▸ **What the exercise asks**
All of the data needs to be repeated exactly.

>>>>>

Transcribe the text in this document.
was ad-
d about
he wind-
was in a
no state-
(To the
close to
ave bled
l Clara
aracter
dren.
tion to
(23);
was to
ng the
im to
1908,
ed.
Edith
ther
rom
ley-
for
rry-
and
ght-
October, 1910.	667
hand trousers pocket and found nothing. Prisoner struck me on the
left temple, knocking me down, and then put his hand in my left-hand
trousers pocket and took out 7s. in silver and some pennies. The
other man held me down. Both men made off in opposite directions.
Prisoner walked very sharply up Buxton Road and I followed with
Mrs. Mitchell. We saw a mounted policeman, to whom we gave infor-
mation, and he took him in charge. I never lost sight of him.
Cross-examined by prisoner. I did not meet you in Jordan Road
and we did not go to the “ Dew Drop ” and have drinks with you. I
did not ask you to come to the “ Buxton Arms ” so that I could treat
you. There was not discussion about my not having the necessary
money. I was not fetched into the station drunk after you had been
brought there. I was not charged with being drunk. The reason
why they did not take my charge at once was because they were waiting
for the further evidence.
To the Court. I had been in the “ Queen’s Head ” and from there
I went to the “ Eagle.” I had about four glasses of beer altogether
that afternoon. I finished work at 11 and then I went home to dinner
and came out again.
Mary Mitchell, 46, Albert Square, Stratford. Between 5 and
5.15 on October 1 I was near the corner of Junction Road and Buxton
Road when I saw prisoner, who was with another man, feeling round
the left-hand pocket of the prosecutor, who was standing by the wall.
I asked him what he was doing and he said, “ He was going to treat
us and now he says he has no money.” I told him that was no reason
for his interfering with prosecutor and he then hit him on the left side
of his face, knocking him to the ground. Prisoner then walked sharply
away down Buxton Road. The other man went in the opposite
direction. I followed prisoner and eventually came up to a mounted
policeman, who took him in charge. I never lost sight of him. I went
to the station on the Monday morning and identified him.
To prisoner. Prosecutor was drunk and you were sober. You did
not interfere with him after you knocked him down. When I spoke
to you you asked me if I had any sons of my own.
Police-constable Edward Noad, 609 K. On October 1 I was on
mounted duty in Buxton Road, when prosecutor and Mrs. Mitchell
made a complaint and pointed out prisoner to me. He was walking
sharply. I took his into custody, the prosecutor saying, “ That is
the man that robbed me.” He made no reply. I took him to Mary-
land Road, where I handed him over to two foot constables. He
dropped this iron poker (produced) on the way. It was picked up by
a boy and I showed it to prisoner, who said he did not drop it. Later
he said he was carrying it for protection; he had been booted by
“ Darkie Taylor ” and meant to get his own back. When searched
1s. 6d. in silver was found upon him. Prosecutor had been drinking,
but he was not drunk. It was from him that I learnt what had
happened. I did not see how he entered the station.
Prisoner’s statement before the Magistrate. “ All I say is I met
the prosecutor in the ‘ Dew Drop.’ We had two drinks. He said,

<<<<<

▸ **The output**
Transcribe the text in this document.
was ad-
d about
he wind-
was in a
no state-
(To the
close to
ave bled
l Clara
aracter
dren.
tion to
(23);
was to
ng the
im to
1908,
ed.
Edith
ther
rom
ley-
for
rry-
and
ght-
October, 1910.	667
hand trousers pocket and found nothing. Prisoner struck me on the
left temple, knocking me down, and then put his hand in my left-hand
trousers pocket and took out 7s. in silver and some pennies. The
other man held me down. Both men made off in opposite directions.
Prisoner walked very sharply up Buxton Road and I followed with
Mrs. Mitchell. We saw a mounted policeman, to whom we gave infor-
mation, and he took him in charge. I never lost sight of him.
Cross-examined by prisoner. I did not meet you in Jordan Road
and we did not go to the “ Dew Drop ” and have drinks with you. I
did not ask you to come to the “ Buxton Arms ” so that I could treat
you. There was not discussion about my not having the necessary
money. I was not fetched into the station drunk after you had been
brought there. I was not charged with being drunk. The reason
why they did not take my charge at once was because they were waiting
for the further evidence.
To the Court. I had been in the “ Queen’s Head ” and from there
I went to the “ Eagle.” I had about four glasses of beer altogether
that afternoon. I finished work at 11 and then I went home to dinner
and came out again.
Mary Mitchell, 46, Albert Square, Stratford. Between 5 and
5.15 on October 1 I was near the corner of Junction Road and Buxton
Road when I saw prisoner, who was with another man, feeling round
the left-hand pocket of the prosecutor, who was standing by the wall.
I asked him what he was doing and he said, “ He was going to treat
us and now he says he has no money.” I told him that was no reason
for his interfering with prosecutor and he then hit him on the left side
of his face, knocking him to the ground. Prisoner then walked sharply
away down Buxton Road. The other man went in the opposite
direction. I followed prisoner and eventually came up to a mounted
policeman, who took him in charge. I never lost sight of him. I went
to the station on the Monday morning and identified him.
To prisoner. Prosecutor was drunk and you were sober. You did
not interfere with him after you knocked him down. When I spoke
to you you asked me if I had any sons of my own.
Police-constable Edward Noad, 609 K. On October 1 I was on
mounted duty in Buxton Road, when prosecutor and Mrs. Mitchell
made a complaint and pointed out prisoner to me. He was walking
sharply. I took his into custody, the prosecutor saying, “ That is
the man that robbed me.” He made no reply. I took him to Mary-
land Road, where I handed him over to two foot constables. He
dropped this iron poker (produced) on the way. It was picked up by
a boy and I showed it to prisoner, who said he did not drop it. Later
he said he was carrying it for protection; he had been booted by
“ Darkie Taylor ” and meant to get his own back. When searched
1s. 6d. in silver was found upon him. Prosecutor had been drinking,
but he was not drunk. It was from him that I learnt what had
happened. I did not see how he entered the station.
Prisoner’s statement before the Magistrate. “ All I say is I met
the prosecutor in the ‘ Dew Drop.’ We had two drinks. He said,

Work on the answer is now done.